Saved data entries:
──────────────────────────────
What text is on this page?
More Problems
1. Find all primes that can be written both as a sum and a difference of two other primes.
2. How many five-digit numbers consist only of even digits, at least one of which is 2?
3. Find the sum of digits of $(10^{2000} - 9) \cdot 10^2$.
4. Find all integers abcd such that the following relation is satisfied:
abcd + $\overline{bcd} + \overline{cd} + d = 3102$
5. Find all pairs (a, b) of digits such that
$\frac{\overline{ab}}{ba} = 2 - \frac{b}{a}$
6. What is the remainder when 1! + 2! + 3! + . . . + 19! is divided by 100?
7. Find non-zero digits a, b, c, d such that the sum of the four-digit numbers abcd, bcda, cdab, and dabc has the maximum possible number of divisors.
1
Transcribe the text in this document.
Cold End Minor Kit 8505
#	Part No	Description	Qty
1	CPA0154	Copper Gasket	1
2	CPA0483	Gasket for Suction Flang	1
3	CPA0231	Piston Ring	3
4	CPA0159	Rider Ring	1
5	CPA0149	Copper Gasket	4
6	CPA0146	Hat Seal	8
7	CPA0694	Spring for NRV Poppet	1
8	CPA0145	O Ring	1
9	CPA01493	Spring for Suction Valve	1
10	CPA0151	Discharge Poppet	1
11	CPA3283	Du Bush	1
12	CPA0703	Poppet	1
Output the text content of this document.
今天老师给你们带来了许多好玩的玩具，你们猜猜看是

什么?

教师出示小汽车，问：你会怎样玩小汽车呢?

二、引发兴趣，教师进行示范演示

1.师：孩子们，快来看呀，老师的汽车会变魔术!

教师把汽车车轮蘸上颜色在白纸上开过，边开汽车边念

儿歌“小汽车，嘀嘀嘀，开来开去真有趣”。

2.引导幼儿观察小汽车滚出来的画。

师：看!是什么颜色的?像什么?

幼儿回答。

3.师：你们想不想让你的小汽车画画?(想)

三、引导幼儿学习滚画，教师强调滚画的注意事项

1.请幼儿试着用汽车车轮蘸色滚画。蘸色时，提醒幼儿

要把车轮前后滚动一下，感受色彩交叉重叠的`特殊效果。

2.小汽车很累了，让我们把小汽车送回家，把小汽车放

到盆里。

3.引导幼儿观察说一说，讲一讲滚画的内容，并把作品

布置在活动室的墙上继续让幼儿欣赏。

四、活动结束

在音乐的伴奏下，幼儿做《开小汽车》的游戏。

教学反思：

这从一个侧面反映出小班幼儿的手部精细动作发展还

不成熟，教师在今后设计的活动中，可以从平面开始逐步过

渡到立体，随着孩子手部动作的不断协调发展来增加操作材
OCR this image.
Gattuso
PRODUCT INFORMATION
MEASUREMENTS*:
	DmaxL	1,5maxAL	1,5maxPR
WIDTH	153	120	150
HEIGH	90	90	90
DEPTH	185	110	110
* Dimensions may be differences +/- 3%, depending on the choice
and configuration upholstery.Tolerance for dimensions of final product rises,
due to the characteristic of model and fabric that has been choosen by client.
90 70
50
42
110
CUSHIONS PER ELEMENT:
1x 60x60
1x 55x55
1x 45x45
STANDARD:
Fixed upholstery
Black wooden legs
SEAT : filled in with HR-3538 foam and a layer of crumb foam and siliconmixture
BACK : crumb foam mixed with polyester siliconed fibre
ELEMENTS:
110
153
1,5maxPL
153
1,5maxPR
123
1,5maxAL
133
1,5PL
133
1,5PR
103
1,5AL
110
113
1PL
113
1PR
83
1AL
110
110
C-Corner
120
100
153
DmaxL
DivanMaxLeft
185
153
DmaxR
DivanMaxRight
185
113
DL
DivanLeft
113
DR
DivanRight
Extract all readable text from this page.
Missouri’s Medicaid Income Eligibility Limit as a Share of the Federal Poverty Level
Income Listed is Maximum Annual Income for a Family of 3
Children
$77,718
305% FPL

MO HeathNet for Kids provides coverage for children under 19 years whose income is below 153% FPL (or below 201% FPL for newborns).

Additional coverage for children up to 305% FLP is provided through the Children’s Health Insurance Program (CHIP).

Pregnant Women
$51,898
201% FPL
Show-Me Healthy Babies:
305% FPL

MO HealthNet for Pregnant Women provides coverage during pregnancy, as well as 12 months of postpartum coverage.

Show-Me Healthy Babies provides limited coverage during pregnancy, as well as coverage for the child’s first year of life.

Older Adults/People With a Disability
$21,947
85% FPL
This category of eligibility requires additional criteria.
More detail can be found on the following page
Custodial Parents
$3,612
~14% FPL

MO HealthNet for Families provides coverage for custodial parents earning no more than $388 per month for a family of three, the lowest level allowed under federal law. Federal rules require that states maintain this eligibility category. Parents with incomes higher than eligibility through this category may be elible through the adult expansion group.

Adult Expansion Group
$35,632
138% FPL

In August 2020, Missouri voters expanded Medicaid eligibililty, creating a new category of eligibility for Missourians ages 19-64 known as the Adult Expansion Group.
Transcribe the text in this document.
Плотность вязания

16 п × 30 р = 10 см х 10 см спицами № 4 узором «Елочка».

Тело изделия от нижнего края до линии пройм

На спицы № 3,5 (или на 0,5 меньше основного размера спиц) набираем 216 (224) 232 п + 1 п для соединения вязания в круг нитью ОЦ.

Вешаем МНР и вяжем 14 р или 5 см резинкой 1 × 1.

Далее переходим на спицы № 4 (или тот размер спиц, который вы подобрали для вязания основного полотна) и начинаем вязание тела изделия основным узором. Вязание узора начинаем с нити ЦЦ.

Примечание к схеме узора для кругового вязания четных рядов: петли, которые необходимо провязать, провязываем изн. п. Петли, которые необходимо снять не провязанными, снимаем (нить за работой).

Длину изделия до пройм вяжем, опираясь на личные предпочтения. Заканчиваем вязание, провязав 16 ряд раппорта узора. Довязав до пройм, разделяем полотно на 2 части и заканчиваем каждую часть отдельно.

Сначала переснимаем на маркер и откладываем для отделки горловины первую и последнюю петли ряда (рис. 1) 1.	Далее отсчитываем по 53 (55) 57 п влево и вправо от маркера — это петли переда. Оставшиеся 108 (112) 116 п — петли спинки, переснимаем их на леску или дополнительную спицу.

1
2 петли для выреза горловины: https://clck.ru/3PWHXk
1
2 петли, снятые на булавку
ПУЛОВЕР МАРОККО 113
──────────────────────────────
GOAL: All of the material above needs to be copied exactly.

REPLY:
What text is on this page?
More Problems
1. Find all primes that can be written both as a sum and a difference of two other primes.
2. How many five-digit numbers consist only of even digits, at least one of which is 2?
3. Find the sum of digits of $(10^{2000} - 9) \cdot 10^2$.
4. Find all integers abcd such that the following relation is satisfied:
abcd + $\overline{bcd} + \overline{cd} + d = 3102$
5. Find all pairs (a, b) of digits such that
$\frac{\overline{ab}}{ba} = 2 - \frac{b}{a}$
6. What is the remainder when 1! + 2! + 3! + . . . + 19! is divided by 100?
7. Find non-zero digits a, b, c, d such that the sum of the four-digit numbers abcd, bcda, cdab, and dabc has the maximum possible number of divisors.
1
Transcribe the text in this document.
Cold End Minor Kit 8505
#	Part No	Description	Qty
1	CPA0154	Copper Gasket	1
2	CPA0483	Gasket for Suction Flang	1
3	CPA0231	Piston Ring	3
4	CPA0159	Rider Ring	1
5	CPA0149	Copper Gasket	4
6	CPA0146	Hat Seal	8
7	CPA0694	Spring for NRV Poppet	1
8	CPA0145	O Ring	1
9	CPA01493	Spring for Suction Valve	1
10	CPA0151	Discharge Poppet	1
11	CPA3283	Du Bush	1
12	CPA0703	Poppet	1
Output the text content of this document.
今天老师给你们带来了许多好玩的玩具，你们猜猜看是

什么?

教师出示小汽车，问：你会怎样玩小汽车呢?

二、引发兴趣，教师进行示范演示

1.师：孩子们，快来看呀，老师的汽车会变魔术!

教师把汽车车轮蘸上颜色在白纸上开过，边开汽车边念

儿歌“小汽车，嘀嘀嘀，开来开去真有趣”。

2.引导幼儿观察小汽车滚出来的画。

师：看!是什么颜色的?像什么?

幼儿回答。

3.师：你们想不想让你的小汽车画画?(想)

三、引导幼儿学习滚画，教师强调滚画的注意事项

1.请幼儿试着用汽车车轮蘸色滚画。蘸色时，提醒幼儿

要把车轮前后滚动一下，感受色彩交叉重叠的`特殊效果。

2.小汽车很累了，让我们把小汽车送回家，把小汽车放

到盆里。

3.引导幼儿观察说一说，讲一讲滚画的内容，并把作品

布置在活动室的墙上继续让幼儿欣赏。

四、活动结束

在音乐的伴奏下，幼儿做《开小汽车》的游戏。

教学反思：

这从一个侧面反映出小班幼儿的手部精细动作发展还

不成熟，教师在今后设计的活动中，可以从平面开始逐步过

渡到立体，随着孩子手部动作的不断协调发展来增加操作材
OCR this image.
Gattuso
PRODUCT INFORMATION
MEASUREMENTS*:
	DmaxL	1,5maxAL	1,5maxPR
WIDTH	153	120	150
HEIGH	90	90	90
DEPTH	185	110	110
* Dimensions may be differences +/- 3%, depending on the choice
and configuration upholstery.Tolerance for dimensions of final product rises,
due to the characteristic of model and fabric that has been choosen by client.
90 70
50
42
110
CUSHIONS PER ELEMENT:
1x 60x60
1x 55x55
1x 45x45
STANDARD:
Fixed upholstery
Black wooden legs
SEAT : filled in with HR-3538 foam and a layer of crumb foam and siliconmixture
BACK : crumb foam mixed with polyester siliconed fibre
ELEMENTS:
110
153
1,5maxPL
153
1,5maxPR
123
1,5maxAL
133
1,5PL
133
1,5PR
103
1,5AL
110
113
1PL
113
1PR
83
1AL
110
110
C-Corner
120
100
153
DmaxL
DivanMaxLeft
185
153
DmaxR
DivanMaxRight
185
113
DL
DivanLeft
113
DR
DivanRight
Extract all readable text from this page.
Missouri’s Medicaid Income Eligibility Limit as a Share of the Federal Poverty Level
Income Listed is Maximum Annual Income for a Family of 3
Children
$77,718
305% FPL

MO HeathNet for Kids provides coverage for children under 19 years whose income is below 153% FPL (or below 201% FPL for newborns).

Additional coverage for children up to 305% FLP is provided through the Children’s Health Insurance Program (CHIP).

Pregnant Women
$51,898
201% FPL
Show-Me Healthy Babies:
305% FPL

MO HealthNet for Pregnant Women provides coverage during pregnancy, as well as 12 months of postpartum coverage.

Show-Me Healthy Babies provides limited coverage during pregnancy, as well as coverage for the child’s first year of life.

Older Adults/People With a Disability
$21,947
85% FPL
This category of eligibility requires additional criteria.
More detail can be found on the following page
Custodial Parents
$3,612
~14% FPL

MO HealthNet for Families provides coverage for custodial parents earning no more than $388 per month for a family of three, the lowest level allowed under federal law. Federal rules require that states maintain this eligibility category. Parents with incomes higher than eligibility through this category may be elible through the adult expansion group.

Adult Expansion Group
$35,632
138% FPL

In August 2020, Missouri voters expanded Medicaid eligibililty, creating a new category of eligibility for Missourians ages 19-64 known as the Adult Expansion Group.
Transcribe the text in this document.
Плотность вязания

16 п × 30 р = 10 см х 10 см спицами № 4 узором «Елочка».

Тело изделия от нижнего края до линии пройм

На спицы № 3,5 (или на 0,5 меньше основного размера спиц) набираем 216 (224) 232 п + 1 п для соединения вязания в круг нитью ОЦ.

Вешаем МНР и вяжем 14 р или 5 см резинкой 1 × 1.

Далее переходим на спицы № 4 (или тот размер спиц, который вы подобрали для вязания основного полотна) и начинаем вязание тела изделия основным узором. Вязание узора начинаем с нити ЦЦ.

Примечание к схеме узора для кругового вязания четных рядов: петли, которые необходимо провязать, провязываем изн. п. Петли, которые необходимо снять не провязанными, снимаем (нить за работой).

Длину изделия до пройм вяжем, опираясь на личные предпочтения. Заканчиваем вязание, провязав 16 ряд раппорта узора. Довязав до пройм, разделяем полотно на 2 части и заканчиваем каждую часть отдельно.

Сначала переснимаем на маркер и откладываем для отделки горловины первую и последнюю петли ряда (рис. 1) 1.	Далее отсчитываем по 53 (55) 57 п влево и вправо от маркера — это петли переда. Оставшиеся 108 (112) 116 п — петли спинки, переснимаем их на леску или дополнительную спицу.

1
2 петли для выреза горловины: https://clck.ru/3PWHXk
1
2 петли, снятые на булавку
ПУЛОВЕР МАРОККО 113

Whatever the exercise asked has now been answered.